* **Trecho**:
┏━━
Ler a Hegel

13.01.09_Ler a Hegel_Emir SaderPor Emir Sader.

O Lenin, no seu rigor bolchevique, exagerava quando dizia que quem não leu a Logica do Hegel não compreende o marxismo. Ele queria dizer que, sem uma compreensão plena da dialética, perderia-se o núcleo básico que articula o pensamento do Marx. Lukács confirmaria isso ao dizer, um pouco mais tarde, que a única coisa ortodoxa no marxismo é a dialética. Na aplicação da dialética a distintos objetos e momentos encontra-se a atualidade do marxismo.

De fato, a passagem da lógica aristotélica – a logica da identidade – à lógica dialética é o momento mais revolucionário da historia da filosofia. Hegel é, ao mesmo tempo, o momento culminante da filosofia clássica e o seu fim, a impossibilidade, pela introdução da historia, da existência de sistemas filosóficos, que pretendiam proclamar verdades sistemáticas, eternas.
┗━━
* **Desafio A**: Por favor, reproduza o trecho do texto sobre Hegel que vai de "De fato, a passagem" até "verdades sistemáticas, eternas.".
* **Desafio B**:
Responda com base no texto sobre Hegel:
(i) Segundo Lukács, qual é a única coisa ortodoxa no marxismo?
(ii) Que outro nome o texto dá à lógica aristotélica?
(iii) Que elemento, introduzido por Hegel, torna impossível a existência de sistemas filosóficos?
* **Desafio C**: Prossiga o texto sobre Hegel a partir do ponto em que ele termina.
A listagem não é necessária para resolver nenhuma das tarefas.

* **Dados fornecidos**:
┏━━
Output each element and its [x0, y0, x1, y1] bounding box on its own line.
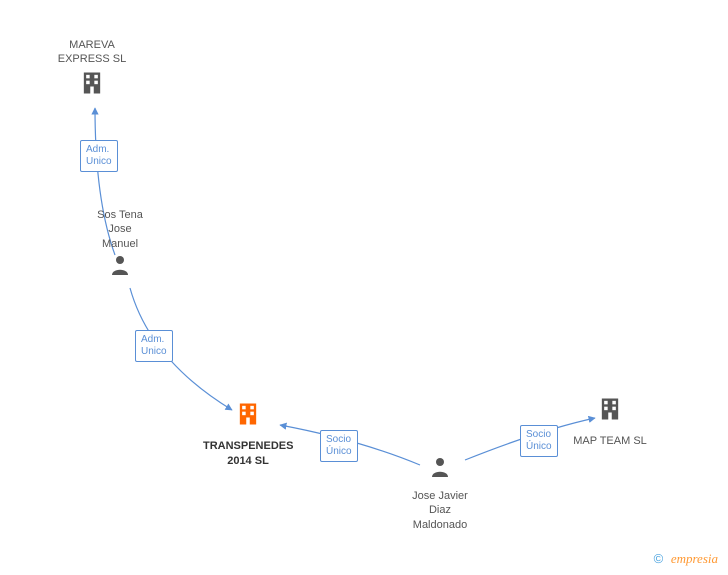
┗━━
* **Resposta escrita A**:
De fato, a passagem da lógica aristotélica – a logica da identidade – à lógica dialética é o momento mais revolucionário da historia da filosofia. Hegel é, ao mesmo tempo, o momento culminante da filosofia clássica e o seu fim, a impossibilidade, pela introdução da historia, da existência de sistemas filosóficos, que pretendiam proclamar verdades sistemáticas, eternas.

* **Resposta escrita B**:
(i) A dialética.
(ii) A lógica da identidade.
(iii) A história.

* **Resposta escrita C**:
Como toda sua geração, Marx buscou fazer a cerimonia de luto do pensamento do Hegel e, assim, seu pensamento aparece como materialista, como anti-idealista. A própria afirmação de ter virado a dialética do Hegel “de cabeça pra baixo”, favorece essa visão.

Mas, apoiado em Hegel, Marx se voltou duramente contra o empirismo, contra a visão que toma a realidade imediata como a realidade. Para o pensamento dialético, nas palavras do Hegel: “O concreto é concreto porque é síntese de múltiplas determinações abstratas.” Isto é, o concreto imediato é o ponto de partida do conhecimento, mas só pode ser desvendado depois de uma passagem por determinações abstratas, que permitem sua compreensão. Como dizia Marx, se a realidade imediata fosse compreensível por si mesma, a ciência não seria necessária.

A compreensão de um objeto concreto parte das suas qualidades físicas, que em economia nos remete ao valor de uso, sua utilidade concreta para nós. Mas a compreensão da sua realidade social – porque tem tal preço – só é possível pela viagem que o compreende como produzido pelo trabalho social dos homens, que define seu valor de troca. Retornamos àquele objeto concreto agora como síntese de múltiplas determinações abstratas, como concreto socialmente determinado.

Isso vale só como exemplo da forma como o pensamento dialético se apropria da realidade e como o pensamento do Hegel é essencial.

Agora é esperar o Hegel do Žižek.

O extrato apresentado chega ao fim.